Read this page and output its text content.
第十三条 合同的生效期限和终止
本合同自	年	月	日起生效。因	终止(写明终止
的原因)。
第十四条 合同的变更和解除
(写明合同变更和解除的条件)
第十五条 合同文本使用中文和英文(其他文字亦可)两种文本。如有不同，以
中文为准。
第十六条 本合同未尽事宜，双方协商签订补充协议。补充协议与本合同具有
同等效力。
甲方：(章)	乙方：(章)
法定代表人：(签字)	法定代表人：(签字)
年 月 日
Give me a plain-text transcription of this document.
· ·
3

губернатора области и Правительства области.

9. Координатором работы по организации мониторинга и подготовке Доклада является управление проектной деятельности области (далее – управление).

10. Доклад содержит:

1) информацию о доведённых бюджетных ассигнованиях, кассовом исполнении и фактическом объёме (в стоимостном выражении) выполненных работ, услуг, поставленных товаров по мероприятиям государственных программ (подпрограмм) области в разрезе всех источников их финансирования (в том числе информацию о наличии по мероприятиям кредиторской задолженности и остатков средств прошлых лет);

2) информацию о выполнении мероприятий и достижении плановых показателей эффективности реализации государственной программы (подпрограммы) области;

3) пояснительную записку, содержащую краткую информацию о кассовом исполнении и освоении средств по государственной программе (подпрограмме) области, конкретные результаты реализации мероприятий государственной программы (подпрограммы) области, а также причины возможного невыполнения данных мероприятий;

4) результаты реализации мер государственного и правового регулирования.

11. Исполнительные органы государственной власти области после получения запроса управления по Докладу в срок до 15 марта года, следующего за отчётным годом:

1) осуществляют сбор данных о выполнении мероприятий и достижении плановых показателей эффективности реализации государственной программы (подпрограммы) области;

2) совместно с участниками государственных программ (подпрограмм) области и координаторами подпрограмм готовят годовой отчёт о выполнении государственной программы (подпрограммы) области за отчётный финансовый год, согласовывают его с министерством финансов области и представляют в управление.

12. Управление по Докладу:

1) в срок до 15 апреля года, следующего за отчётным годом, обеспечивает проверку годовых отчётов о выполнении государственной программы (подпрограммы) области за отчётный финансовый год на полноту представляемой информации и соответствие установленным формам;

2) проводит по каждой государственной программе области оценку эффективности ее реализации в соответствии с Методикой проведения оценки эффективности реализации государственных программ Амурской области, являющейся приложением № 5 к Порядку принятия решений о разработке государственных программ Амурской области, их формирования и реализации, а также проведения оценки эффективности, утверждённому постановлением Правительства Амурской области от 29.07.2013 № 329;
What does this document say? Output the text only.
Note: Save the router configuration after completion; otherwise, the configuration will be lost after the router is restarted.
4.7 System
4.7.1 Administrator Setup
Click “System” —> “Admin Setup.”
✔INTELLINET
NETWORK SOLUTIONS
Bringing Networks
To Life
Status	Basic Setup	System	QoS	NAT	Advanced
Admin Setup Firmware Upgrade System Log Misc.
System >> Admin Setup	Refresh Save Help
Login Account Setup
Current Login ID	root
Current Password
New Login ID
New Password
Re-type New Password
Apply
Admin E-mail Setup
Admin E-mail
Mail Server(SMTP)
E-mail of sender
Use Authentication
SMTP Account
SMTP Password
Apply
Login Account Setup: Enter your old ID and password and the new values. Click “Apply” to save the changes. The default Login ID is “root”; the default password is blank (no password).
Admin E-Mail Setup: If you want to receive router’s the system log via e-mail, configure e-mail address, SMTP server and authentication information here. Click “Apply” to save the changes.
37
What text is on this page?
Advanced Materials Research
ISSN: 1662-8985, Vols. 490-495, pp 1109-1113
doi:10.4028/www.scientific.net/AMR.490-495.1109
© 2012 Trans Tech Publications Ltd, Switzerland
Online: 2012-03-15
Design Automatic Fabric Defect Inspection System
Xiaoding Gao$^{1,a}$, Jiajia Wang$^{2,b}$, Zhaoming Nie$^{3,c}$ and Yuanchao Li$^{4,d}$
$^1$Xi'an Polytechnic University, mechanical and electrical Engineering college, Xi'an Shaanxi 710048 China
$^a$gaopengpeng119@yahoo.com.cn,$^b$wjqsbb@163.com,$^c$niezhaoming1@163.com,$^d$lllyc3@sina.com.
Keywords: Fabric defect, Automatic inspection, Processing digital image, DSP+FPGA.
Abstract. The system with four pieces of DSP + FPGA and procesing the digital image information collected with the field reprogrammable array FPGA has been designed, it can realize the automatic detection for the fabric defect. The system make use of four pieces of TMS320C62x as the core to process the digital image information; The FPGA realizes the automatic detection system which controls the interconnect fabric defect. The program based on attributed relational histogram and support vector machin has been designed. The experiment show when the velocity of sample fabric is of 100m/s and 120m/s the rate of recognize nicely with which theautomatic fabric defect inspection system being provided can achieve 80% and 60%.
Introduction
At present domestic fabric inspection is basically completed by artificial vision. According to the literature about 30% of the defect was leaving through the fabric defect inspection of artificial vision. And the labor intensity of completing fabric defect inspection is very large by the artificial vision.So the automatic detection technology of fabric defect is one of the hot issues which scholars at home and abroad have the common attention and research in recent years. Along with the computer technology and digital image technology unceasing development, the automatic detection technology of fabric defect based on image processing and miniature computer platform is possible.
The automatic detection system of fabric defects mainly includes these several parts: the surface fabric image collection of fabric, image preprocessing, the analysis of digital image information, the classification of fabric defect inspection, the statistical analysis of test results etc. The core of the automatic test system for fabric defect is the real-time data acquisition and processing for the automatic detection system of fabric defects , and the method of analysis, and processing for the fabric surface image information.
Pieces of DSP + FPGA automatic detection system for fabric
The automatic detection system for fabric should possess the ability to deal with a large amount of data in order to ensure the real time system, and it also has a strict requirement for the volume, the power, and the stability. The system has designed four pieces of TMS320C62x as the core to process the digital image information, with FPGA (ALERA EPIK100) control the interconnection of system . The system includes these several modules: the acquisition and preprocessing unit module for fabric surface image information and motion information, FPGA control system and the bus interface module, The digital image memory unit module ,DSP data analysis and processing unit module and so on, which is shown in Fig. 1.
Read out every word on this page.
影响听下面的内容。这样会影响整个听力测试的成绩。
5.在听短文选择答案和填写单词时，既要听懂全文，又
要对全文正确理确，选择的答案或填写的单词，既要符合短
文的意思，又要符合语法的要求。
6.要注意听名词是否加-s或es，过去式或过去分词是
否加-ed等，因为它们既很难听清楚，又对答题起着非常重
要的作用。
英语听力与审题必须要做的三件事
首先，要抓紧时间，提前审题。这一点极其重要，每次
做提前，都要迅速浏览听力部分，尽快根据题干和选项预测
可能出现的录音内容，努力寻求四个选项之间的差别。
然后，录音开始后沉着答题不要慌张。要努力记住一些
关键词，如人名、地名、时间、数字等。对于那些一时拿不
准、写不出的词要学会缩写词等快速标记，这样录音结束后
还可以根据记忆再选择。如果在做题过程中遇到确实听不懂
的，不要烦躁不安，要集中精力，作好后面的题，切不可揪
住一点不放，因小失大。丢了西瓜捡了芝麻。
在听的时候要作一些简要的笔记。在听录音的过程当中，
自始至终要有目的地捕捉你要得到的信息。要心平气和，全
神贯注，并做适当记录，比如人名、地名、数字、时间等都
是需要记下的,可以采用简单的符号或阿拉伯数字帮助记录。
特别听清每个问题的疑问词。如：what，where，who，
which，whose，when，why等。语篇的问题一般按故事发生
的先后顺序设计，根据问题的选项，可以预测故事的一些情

::::::

PROBLEM REQUIREMENTS: Take the entries above and transcribe them in full.

ANSWER FOR THIS EXERCISE:
Read this page and output its text content.
第十三条 合同的生效期限和终止
本合同自	年	月	日起生效。因	终止(写明终止
的原因)。
第十四条 合同的变更和解除
(写明合同变更和解除的条件)
第十五条 合同文本使用中文和英文(其他文字亦可)两种文本。如有不同，以
中文为准。
第十六条 本合同未尽事宜，双方协商签订补充协议。补充协议与本合同具有
同等效力。
甲方：(章)	乙方：(章)
法定代表人：(签字)	法定代表人：(签字)
年 月 日
Give me a plain-text transcription of this document.
· ·
3

губернатора области и Правительства области.

9. Координатором работы по организации мониторинга и подготовке Доклада является управление проектной деятельности области (далее – управление).

10. Доклад содержит:

1) информацию о доведённых бюджетных ассигнованиях, кассовом исполнении и фактическом объёме (в стоимостном выражении) выполненных работ, услуг, поставленных товаров по мероприятиям государственных программ (подпрограмм) области в разрезе всех источников их финансирования (в том числе информацию о наличии по мероприятиям кредиторской задолженности и остатков средств прошлых лет);

2) информацию о выполнении мероприятий и достижении плановых показателей эффективности реализации государственной программы (подпрограммы) области;

3) пояснительную записку, содержащую краткую информацию о кассовом исполнении и освоении средств по государственной программе (подпрограмме) области, конкретные результаты реализации мероприятий государственной программы (подпрограммы) области, а также причины возможного невыполнения данных мероприятий;

4) результаты реализации мер государственного и правового регулирования.

11. Исполнительные органы государственной власти области после получения запроса управления по Докладу в срок до 15 марта года, следующего за отчётным годом:

1) осуществляют сбор данных о выполнении мероприятий и достижении плановых показателей эффективности реализации государственной программы (подпрограммы) области;

2) совместно с участниками государственных программ (подпрограмм) области и координаторами подпрограмм готовят годовой отчёт о выполнении государственной программы (подпрограммы) области за отчётный финансовый год, согласовывают его с министерством финансов области и представляют в управление.

12. Управление по Докладу:

1) в срок до 15 апреля года, следующего за отчётным годом, обеспечивает проверку годовых отчётов о выполнении государственной программы (подпрограммы) области за отчётный финансовый год на полноту представляемой информации и соответствие установленным формам;

2) проводит по каждой государственной программе области оценку эффективности ее реализации в соответствии с Методикой проведения оценки эффективности реализации государственных программ Амурской области, являющейся приложением № 5 к Порядку принятия решений о разработке государственных программ Амурской области, их формирования и реализации, а также проведения оценки эффективности, утверждённому постановлением Правительства Амурской области от 29.07.2013 № 329;
What does this document say? Output the text only.
Note: Save the router configuration after completion; otherwise, the configuration will be lost after the router is restarted.
4.7 System
4.7.1 Administrator Setup
Click “System” —> “Admin Setup.”
✔INTELLINET
NETWORK SOLUTIONS
Bringing Networks
To Life
Status	Basic Setup	System	QoS	NAT	Advanced
Admin Setup Firmware Upgrade System Log Misc.
System >> Admin Setup	Refresh Save Help
Login Account Setup
Current Login ID	root
Current Password
New Login ID
New Password
Re-type New Password
Apply
Admin E-mail Setup
Admin E-mail
Mail Server(SMTP)
E-mail of sender
Use Authentication
SMTP Account
SMTP Password
Apply
Login Account Setup: Enter your old ID and password and the new values. Click “Apply” to save the changes. The default Login ID is “root”; the default password is blank (no password).
Admin E-Mail Setup: If you want to receive router’s the system log via e-mail, configure e-mail address, SMTP server and authentication information here. Click “Apply” to save the changes.
37
What text is on this page?
Advanced Materials Research
ISSN: 1662-8985, Vols. 490-495, pp 1109-1113
doi:10.4028/www.scientific.net/AMR.490-495.1109
© 2012 Trans Tech Publications Ltd, Switzerland
Online: 2012-03-15
Design Automatic Fabric Defect Inspection System
Xiaoding Gao$^{1,a}$, Jiajia Wang$^{2,b}$, Zhaoming Nie$^{3,c}$ and Yuanchao Li$^{4,d}$
$^1$Xi'an Polytechnic University, mechanical and electrical Engineering college, Xi'an Shaanxi 710048 China
$^a$gaopengpeng119@yahoo.com.cn,$^b$wjqsbb@163.com,$^c$niezhaoming1@163.com,$^d$lllyc3@sina.com.
Keywords: Fabric defect, Automatic inspection, Processing digital image, DSP+FPGA.
Abstract. The system with four pieces of DSP + FPGA and procesing the digital image information collected with the field reprogrammable array FPGA has been designed, it can realize the automatic detection for the fabric defect. The system make use of four pieces of TMS320C62x as the core to process the digital image information; The FPGA realizes the automatic detection system which controls the interconnect fabric defect. The program based on attributed relational histogram and support vector machin has been designed. The experiment show when the velocity of sample fabric is of 100m/s and 120m/s the rate of recognize nicely with which theautomatic fabric defect inspection system being provided can achieve 80% and 60%.
Introduction
At present domestic fabric inspection is basically completed by artificial vision. According to the literature about 30% of the defect was leaving through the fabric defect inspection of artificial vision. And the labor intensity of completing fabric defect inspection is very large by the artificial vision.So the automatic detection technology of fabric defect is one of the hot issues which scholars at home and abroad have the common attention and research in recent years. Along with the computer technology and digital image technology unceasing development, the automatic detection technology of fabric defect based on image processing and miniature computer platform is possible.
The automatic detection system of fabric defects mainly includes these several parts: the surface fabric image collection of fabric, image preprocessing, the analysis of digital image information, the classification of fabric defect inspection, the statistical analysis of test results etc. The core of the automatic test system for fabric defect is the real-time data acquisition and processing for the automatic detection system of fabric defects , and the method of analysis, and processing for the fabric surface image information.
Pieces of DSP + FPGA automatic detection system for fabric
The automatic detection system for fabric should possess the ability to deal with a large amount of data in order to ensure the real time system, and it also has a strict requirement for the volume, the power, and the stability. The system has designed four pieces of TMS320C62x as the core to process the digital image information, with FPGA (ALERA EPIK100) control the interconnection of system . The system includes these several modules: the acquisition and preprocessing unit module for fabric surface image information and motion information, FPGA control system and the bus interface module, The digital image memory unit module ,DSP data analysis and processing unit module and so on, which is shown in Fig. 1.
Read out every word on this page.
影响听下面的内容。这样会影响整个听力测试的成绩。
5.在听短文选择答案和填写单词时，既要听懂全文，又
要对全文正确理确，选择的答案或填写的单词，既要符合短
文的意思，又要符合语法的要求。
6.要注意听名词是否加-s或es，过去式或过去分词是
否加-ed等，因为它们既很难听清楚，又对答题起着非常重
要的作用。
英语听力与审题必须要做的三件事
首先，要抓紧时间，提前审题。这一点极其重要，每次
做提前，都要迅速浏览听力部分，尽快根据题干和选项预测
可能出现的录音内容，努力寻求四个选项之间的差别。
然后，录音开始后沉着答题不要慌张。要努力记住一些
关键词，如人名、地名、时间、数字等。对于那些一时拿不
准、写不出的词要学会缩写词等快速标记，这样录音结束后
还可以根据记忆再选择。如果在做题过程中遇到确实听不懂
的，不要烦躁不安，要集中精力，作好后面的题，切不可揪
住一点不放，因小失大。丢了西瓜捡了芝麻。
在听的时候要作一些简要的笔记。在听录音的过程当中，
自始至终要有目的地捕捉你要得到的信息。要心平气和，全
神贯注，并做适当记录，比如人名、地名、数字、时间等都
是需要记下的,可以采用简单的符号或阿拉伯数字帮助记录。
特别听清每个问题的疑问词。如：what，where，who，
which，whose，when，why等。语篇的问题一般按故事发生
的先后顺序设计，根据问题的选项，可以预测故事的一些情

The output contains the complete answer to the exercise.